### TRECHO DA PÁGINA:
A arte e o mundo (traços de um desconhecido)
O cinema, na maioria das vezes, não é
tratado como elemento na cadeia da história da
arte, não é muito conectado com as questões
que movem os que trabalham mais com o campo plástico
e de representatividade imagética. No entanto,
apesar de extremamente multifacetada e maleável,
a forma cinematográfica está sim ligada
às formas de expressão humana que a precederam.
E sua conexão complicada com a técnica
e a ciência não a afasta disso, muito pelo
contrário, a faz mergulhar irremediavelmente
na história de precedentes arqueológicos
insuspeitos, para os quais a arte era um ofício
de investigação do mundo, por um lado,
e utilitário, por outro. Tendo isso em mente,
torna-se no mínimo curiosa a abordagem mais corrente
da cultura fílmica mundial. A divisão
entre cinema comercial e cinema de arte, entre cinema
ficcional e cinema documentário, entre cinema
e vídeo, entre cinema desenvolvido e cinema subdesenvolvido,
entre cinema ocidental e cinema oriental. Costumamos
atribuir características expressivas a cada uma
destas "classificações" e nos
relacionarmos com os filmes de acordo com a roupagem
que parece mais lhes convir. Mas talvez deixemos, com
isso, de enxergar outros tipos de conexões entre
eles e o mundo do qual derivam... E a consciência
do caráter de representatividade que o filme
carrega também parece ser extremamente pré-direcionada
e não suficientemente alargada, em todas as suas
implicações – significantes, circunstanciais,
relativas à natureza do meio e ao contato com
um público específico.

Entradas de dados armazenadas:
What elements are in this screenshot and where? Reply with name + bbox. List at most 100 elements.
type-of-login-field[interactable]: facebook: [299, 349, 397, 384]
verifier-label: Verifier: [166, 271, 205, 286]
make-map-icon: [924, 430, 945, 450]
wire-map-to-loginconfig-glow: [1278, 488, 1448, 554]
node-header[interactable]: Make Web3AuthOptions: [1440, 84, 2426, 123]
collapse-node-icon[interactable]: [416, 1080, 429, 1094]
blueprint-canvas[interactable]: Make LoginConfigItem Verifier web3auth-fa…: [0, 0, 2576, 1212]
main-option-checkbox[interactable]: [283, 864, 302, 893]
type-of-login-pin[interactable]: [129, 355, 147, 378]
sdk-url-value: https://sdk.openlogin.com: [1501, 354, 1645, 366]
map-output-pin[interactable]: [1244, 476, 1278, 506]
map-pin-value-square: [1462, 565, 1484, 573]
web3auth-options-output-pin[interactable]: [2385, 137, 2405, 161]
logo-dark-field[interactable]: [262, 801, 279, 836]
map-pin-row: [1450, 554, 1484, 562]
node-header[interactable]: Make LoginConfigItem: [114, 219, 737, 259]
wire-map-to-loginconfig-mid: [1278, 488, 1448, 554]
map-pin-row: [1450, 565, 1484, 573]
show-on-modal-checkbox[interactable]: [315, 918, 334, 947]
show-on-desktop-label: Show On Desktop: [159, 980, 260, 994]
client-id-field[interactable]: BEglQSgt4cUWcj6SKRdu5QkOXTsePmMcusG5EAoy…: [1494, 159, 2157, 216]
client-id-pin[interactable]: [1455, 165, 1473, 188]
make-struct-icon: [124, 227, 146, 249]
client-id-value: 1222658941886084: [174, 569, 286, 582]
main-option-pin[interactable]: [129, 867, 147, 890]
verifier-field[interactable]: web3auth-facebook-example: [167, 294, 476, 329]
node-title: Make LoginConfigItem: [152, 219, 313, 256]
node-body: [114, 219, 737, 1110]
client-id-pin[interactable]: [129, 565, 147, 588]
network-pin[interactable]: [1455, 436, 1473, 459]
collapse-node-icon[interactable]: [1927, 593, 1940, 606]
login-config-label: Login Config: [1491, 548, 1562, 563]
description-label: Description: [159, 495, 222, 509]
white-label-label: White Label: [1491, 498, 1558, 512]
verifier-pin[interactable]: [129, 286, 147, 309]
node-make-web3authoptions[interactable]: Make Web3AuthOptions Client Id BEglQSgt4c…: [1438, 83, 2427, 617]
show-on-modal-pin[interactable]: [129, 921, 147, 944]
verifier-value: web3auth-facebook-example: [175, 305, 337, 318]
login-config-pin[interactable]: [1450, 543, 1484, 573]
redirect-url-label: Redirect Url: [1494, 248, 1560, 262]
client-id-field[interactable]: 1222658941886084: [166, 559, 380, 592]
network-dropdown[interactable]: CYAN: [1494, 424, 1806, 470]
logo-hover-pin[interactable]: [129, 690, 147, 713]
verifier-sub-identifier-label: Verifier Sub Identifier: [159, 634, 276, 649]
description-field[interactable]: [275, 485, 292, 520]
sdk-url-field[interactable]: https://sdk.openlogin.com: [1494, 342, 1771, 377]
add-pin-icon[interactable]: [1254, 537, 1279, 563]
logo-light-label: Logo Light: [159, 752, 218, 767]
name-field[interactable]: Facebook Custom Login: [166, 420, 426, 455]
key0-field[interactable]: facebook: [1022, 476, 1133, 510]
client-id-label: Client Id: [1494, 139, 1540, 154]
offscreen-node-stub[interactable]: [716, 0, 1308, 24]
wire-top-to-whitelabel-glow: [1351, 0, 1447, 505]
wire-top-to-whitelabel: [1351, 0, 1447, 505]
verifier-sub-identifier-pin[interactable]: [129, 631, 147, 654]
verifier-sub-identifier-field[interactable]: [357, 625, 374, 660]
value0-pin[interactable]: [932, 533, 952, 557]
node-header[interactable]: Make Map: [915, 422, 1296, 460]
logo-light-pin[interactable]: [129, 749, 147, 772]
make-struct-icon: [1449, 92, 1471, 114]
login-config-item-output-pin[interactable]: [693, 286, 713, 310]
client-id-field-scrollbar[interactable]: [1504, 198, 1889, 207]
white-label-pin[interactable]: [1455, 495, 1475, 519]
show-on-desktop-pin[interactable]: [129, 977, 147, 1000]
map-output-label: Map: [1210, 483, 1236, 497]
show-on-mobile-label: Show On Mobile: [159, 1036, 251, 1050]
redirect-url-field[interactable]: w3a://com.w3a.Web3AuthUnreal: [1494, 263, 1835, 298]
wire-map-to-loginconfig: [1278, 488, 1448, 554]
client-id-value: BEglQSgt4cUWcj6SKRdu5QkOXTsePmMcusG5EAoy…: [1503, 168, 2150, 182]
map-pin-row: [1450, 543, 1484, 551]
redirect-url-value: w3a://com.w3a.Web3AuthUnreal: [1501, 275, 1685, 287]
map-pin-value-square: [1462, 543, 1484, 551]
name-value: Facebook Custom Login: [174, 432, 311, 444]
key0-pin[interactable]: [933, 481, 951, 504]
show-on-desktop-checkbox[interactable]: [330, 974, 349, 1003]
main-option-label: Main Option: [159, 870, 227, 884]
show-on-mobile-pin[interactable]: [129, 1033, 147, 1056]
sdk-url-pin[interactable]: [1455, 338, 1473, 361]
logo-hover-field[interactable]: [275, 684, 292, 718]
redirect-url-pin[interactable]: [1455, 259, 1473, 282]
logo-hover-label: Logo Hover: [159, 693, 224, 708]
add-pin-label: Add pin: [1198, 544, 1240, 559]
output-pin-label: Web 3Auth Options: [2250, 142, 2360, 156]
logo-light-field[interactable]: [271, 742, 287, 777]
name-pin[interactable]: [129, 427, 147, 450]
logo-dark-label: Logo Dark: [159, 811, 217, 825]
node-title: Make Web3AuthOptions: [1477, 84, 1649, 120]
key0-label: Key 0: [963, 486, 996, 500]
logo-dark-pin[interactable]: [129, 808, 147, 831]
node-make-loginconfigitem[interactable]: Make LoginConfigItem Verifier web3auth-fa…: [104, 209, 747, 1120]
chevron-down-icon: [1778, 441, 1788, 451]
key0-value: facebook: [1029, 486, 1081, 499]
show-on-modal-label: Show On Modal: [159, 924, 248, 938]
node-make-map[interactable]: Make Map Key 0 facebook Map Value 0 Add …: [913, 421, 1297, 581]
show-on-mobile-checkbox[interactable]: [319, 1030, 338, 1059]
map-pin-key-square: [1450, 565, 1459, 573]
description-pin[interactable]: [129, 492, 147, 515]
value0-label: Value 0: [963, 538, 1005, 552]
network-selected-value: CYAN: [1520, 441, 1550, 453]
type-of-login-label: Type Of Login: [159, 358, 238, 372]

### ATIVIDADES PROPOSTAS:
- a) No texto sobre cinema e arte, o que a arte era para os precedentes arqueológicos insuspeitos?
- b) Reproduza fielmente, do texto sobre cinema e arte, a passagem que vai de "A arte e o mundo" até "que a precederam.".
- c) Dê prosseguimento ao texto sobre cinema e arte a partir do ponto em que ele termina.
As linhas não são necessárias para realizar as atividades.

### RESPOSTAS FINAIS:
- a) Era um ofício de investigação do mundo, por um lado, e utilitário, por outro.

- b)
A arte e o mundo (traços de um desconhecido)
O cinema, na maioria das vezes, não é
tratado como elemento na cadeia da história da
arte, não é muito conectado com as questões
que movem os que trabalham mais com o campo plástico
e de representatividade imagética. No entanto,
apesar de extremamente multifacetada e maleável,
a forma cinematográfica está sim ligada
às formas de expressão humana que a precederam.

- c)
Os cinemas dos países asiáticos, apresentados
com vigor ao mundo ocidental em festivais, na janelinha
que abrem para culturas um tanto desconhecidas da nossa
educação eurocêntrica, freqüentemente
causam-nos algo entre fascínio e incompreensão,
entre adesão e distanciamento. Reverenciados
como "belos" e "sensíveis",
categorias privilegiadas no nosso entendimento de objeto
artístico, eles raramente conseguem se livrar
satisfatoriamente da sombra da curiosidade antropológica,
da atração pelo exotismo e de serem pesadamente
referendados a um entendimento prévio do uso
do meio cinematográfico. E como as relações
interculturais são um terreno minado e perigoso,
em suas economias de trocas e influências, buscar
entender como objetos oriundos de culturas desconhecidas,
que constituem em certa medida artigos transnacionais,
constroem seus processos de significação
e representação e sua relação
com o mundo é entrar num labirinto arriscado,
sem respostas garantidas, mas com a possibilidade de
criar mosaicos fascinantes. Especialmente se derrubarmos
a compartimentalização do nosso olhar,
que enquadra o mundo e o cinema e prescreve nossas relações
com eles. Dito isto, a aventura de percorrer de forma
investigativa e lúdica o que já se conhece
e o que ainda não se conhece ganha novos contornos,
talvez mais estimulantes.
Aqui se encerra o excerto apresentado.